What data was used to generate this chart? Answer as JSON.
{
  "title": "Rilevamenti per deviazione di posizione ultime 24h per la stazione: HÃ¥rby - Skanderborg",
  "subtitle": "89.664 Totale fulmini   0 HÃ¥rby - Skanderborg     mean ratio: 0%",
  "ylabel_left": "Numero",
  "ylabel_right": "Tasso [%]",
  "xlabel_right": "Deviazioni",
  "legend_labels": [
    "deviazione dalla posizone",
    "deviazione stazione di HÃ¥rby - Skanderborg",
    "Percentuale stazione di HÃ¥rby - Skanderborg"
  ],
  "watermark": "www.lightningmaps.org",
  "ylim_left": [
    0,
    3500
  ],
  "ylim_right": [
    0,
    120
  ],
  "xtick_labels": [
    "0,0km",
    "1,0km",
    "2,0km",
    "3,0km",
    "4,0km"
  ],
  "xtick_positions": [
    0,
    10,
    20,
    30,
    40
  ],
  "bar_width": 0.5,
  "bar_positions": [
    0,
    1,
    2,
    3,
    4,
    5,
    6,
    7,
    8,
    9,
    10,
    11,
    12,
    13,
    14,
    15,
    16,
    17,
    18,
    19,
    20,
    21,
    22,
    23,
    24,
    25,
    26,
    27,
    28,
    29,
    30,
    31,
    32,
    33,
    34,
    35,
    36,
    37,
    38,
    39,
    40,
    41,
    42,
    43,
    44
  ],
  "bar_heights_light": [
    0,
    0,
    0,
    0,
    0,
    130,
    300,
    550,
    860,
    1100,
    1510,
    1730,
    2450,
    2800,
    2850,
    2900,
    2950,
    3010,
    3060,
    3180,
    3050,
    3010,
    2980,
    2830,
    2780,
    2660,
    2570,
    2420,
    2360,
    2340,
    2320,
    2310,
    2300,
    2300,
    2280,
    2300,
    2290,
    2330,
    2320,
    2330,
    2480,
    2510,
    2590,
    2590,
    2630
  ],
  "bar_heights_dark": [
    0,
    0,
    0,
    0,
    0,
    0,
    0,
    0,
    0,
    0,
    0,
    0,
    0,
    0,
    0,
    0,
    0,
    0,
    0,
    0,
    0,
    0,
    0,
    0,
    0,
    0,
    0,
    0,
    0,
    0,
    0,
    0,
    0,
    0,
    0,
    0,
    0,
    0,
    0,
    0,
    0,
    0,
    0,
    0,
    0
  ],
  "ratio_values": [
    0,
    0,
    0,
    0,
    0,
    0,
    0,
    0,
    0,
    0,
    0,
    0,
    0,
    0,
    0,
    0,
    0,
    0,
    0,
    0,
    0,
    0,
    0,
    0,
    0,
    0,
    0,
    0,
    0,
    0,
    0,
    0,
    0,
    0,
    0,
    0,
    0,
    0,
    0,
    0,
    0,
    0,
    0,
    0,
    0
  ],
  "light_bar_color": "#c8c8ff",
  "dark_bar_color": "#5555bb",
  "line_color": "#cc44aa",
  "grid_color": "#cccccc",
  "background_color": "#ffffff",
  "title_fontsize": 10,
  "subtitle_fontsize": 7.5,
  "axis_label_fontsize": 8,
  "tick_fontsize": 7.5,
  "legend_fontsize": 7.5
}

━━━

Copy whichever lines in the listing above contain the word "Skanderborg".

> Full response:
  "title": "Rilevamenti per deviazione di posizione ultime 24h per la stazione: HÃ¥rby - Skanderborg",
  "subtitle": "89.664 Totale fulmini   0 HÃ¥rby - Skanderborg     mean ratio: 0%",
    "deviazione stazione di HÃ¥rby - Skanderborg",
    "Percentuale stazione di HÃ¥rby - Skanderborg"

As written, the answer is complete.